Would you repeat the listing exactly but omit every picture?

Source data
-*-

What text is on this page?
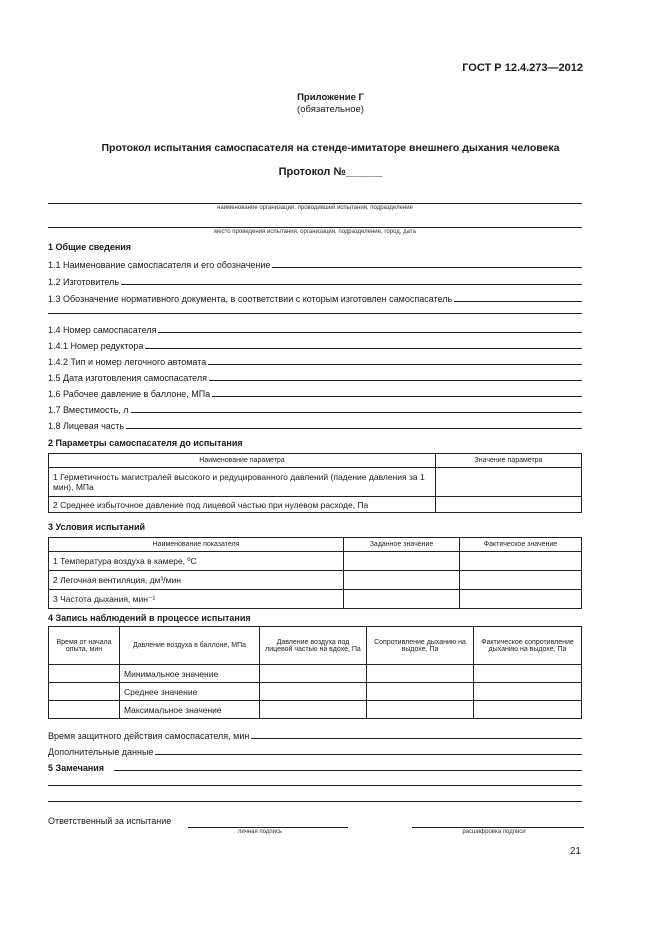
ГОСТ Р 12.4.273—2012
Приложение Г
(обязательное)
Протокол испытания самоспасателя на стенде-имитаторе внешнего дыхания человека
Протокол №______
наименование организации, проводившей испытания, подразделение
место проведения испытания, организация, подразделение, город, дата
1 Общие сведения
1.1 Наименование самоспасателя и его обозначение
1.2 Изготовитель
1.3 Обозначение нормативного документа, в соответствии с которым изготовлен самоспасатель
1.4 Номер самоспасателя
1.4.1 Номер редуктора
1.4.2 Тип и номер легочного автомата
1.5 Дата изготовления самоспасателя
1.6 Рабочее давление в баллоне, МПа
1.7 Вместимость, л
1.8 Лицевая часть
2 Параметры самоспасателя до испытания
Наименование параметра	Значение параметра
1 Герметичность магистралей высокого и редуцированного давлений (падение давления за 1 мин), МПа	
2 Среднее избыточное давление под лицевой частью при нулевом расходе, Па	
3 Условия испытаний
Наименование показателя	Заданное значение	Фактическое значение
1 Температура воздуха в камере, ºС		
2 Легочная вентиляция, дм³/мин		
3 Частота дыхания, мин⁻¹		
4 Запись наблюдений в процессе испытания
Время от начала опыта, мин	Давление воздуха в баллоне, МПа	Давление воздуха под лицевой частью на вдохе, Па	Сопротивление дыханию на выдохе, Па	Фактическое сопротивление дыханию на выдохе, Па
	Минимальное значение			
	Среднее значение			
	Максимальное значение			
Время защитного действия самоспасателя, мин
Дополнительные данные
5 Замечания
Ответственный за испытание
личная подпись	расшифровка подписи
21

-*-

#### CORRECT RESULT:
What text is on this page?
ГОСТ Р 12.4.273—2012
Приложение Г
(обязательное)
Протокол испытания самоспасателя на стенде-имитаторе внешнего дыхания человека
Протокол №______
наименование организации, проводившей испытания, подразделение
место проведения испытания, организация, подразделение, город, дата
1 Общие сведения
1.1 Наименование самоспасателя и его обозначение
1.2 Изготовитель
1.3 Обозначение нормативного документа, в соответствии с которым изготовлен самоспасатель
1.4 Номер самоспасателя
1.4.1 Номер редуктора
1.4.2 Тип и номер легочного автомата
1.5 Дата изготовления самоспасателя
1.6 Рабочее давление в баллоне, МПа
1.7 Вместимость, л
1.8 Лицевая часть
2 Параметры самоспасателя до испытания
Наименование параметра	Значение параметра
1 Герметичность магистралей высокого и редуцированного давлений (падение давления за 1 мин), МПа	
2 Среднее избыточное давление под лицевой частью при нулевом расходе, Па	
3 Условия испытаний
Наименование показателя	Заданное значение	Фактическое значение
1 Температура воздуха в камере, ºС		
2 Легочная вентиляция, дм³/мин		
3 Частота дыхания, мин⁻¹		
4 Запись наблюдений в процессе испытания
Время от начала опыта, мин	Давление воздуха в баллоне, МПа	Давление воздуха под лицевой частью на вдохе, Па	Сопротивление дыханию на выдохе, Па	Фактическое сопротивление дыханию на выдохе, Па
	Минимальное значение			
	Среднее значение			
	Максимальное значение			
Время защитного действия самоспасателя, мин
Дополнительные данные
5 Замечания
Ответственный за испытание
личная подпись	расшифровка подписи
21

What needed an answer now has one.